### PROBLEM TO SOLVE
Transcribe every line, keeping it exact.

### Figure content listings
******************************

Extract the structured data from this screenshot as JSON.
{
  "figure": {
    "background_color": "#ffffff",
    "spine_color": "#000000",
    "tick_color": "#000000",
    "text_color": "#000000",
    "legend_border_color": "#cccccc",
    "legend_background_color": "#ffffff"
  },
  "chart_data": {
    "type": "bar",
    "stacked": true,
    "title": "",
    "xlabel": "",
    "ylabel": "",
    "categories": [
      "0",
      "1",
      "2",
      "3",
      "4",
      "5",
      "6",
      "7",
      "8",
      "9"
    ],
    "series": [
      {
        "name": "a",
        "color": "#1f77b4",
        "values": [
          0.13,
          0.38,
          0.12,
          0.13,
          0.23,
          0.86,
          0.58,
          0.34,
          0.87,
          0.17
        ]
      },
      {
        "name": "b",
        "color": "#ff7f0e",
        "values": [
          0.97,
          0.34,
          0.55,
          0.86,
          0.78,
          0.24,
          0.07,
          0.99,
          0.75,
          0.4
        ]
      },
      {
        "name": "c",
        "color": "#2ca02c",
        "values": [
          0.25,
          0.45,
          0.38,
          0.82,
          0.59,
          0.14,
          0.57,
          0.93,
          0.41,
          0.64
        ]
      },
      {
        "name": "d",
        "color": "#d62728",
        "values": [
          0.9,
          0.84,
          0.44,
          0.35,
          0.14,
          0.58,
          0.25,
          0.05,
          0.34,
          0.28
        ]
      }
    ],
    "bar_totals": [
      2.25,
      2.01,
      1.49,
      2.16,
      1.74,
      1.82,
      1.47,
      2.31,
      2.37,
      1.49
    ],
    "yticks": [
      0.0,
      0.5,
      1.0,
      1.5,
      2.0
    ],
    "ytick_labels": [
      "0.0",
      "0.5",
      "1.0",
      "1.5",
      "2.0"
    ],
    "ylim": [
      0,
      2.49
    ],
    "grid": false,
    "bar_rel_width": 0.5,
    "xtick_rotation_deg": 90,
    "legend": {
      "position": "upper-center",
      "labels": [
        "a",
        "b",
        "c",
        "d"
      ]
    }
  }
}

******************************

### ANSWER
Extract the structured data from this screenshot as JSON.
{
  "figure": {
    "background_color": "#ffffff",
    "spine_color": "#000000",
    "tick_color": "#000000",
    "text_color": "#000000",
    "legend_border_color": "#cccccc",
    "legend_background_color": "#ffffff"
  },
  "chart_data": {
    "type": "bar",
    "stacked": true,
    "title": "",
    "xlabel": "",
    "ylabel": "",
    "categories": [
      "0",
      "1",
      "2",
      "3",
      "4",
      "5",
      "6",
      "7",
      "8",
      "9"
    ],
    "series": [
      {
        "name": "a",
        "color": "#1f77b4",
        "values": [
          0.13,
          0.38,
          0.12,
          0.13,
          0.23,
          0.86,
          0.58,
          0.34,
          0.87,
          0.17
        ]
      },
      {
        "name": "b",
        "color": "#ff7f0e",
        "values": [
          0.97,
          0.34,
          0.55,
          0.86,
          0.78,
          0.24,
          0.07,
          0.99,
          0.75,
          0.4
        ]
      },
      {
        "name": "c",
        "color": "#2ca02c",
        "values": [
          0.25,
          0.45,
          0.38,
          0.82,
          0.59,
          0.14,
          0.57,
          0.93,
          0.41,
          0.64
        ]
      },
      {
        "name": "d",
        "color": "#d62728",
        "values": [
          0.9,
          0.84,
          0.44,
          0.35,
          0.14,
          0.58,
          0.25,
          0.05,
          0.34,
          0.28
        ]
      }
    ],
    "bar_totals": [
      2.25,
      2.01,
      1.49,
      2.16,
      1.74,
      1.82,
      1.47,
      2.31,
      2.37,
      1.49
    ],
    "yticks": [
      0.0,
      0.5,
      1.0,
      1.5,
      2.0
    ],
    "ytick_labels": [
      "0.0",
      "0.5",
      "1.0",
      "1.5",
      "2.0"
    ],
    "ylim": [
      0,
      2.49
    ],
    "grid": false,
    "bar_rel_width": 0.5,
    "xtick_rotation_deg": 90,
    "legend": {
      "position": "upper-center",
      "labels": [
        "a",
        "b",
        "c",
        "d"
      ]
    }
  }
}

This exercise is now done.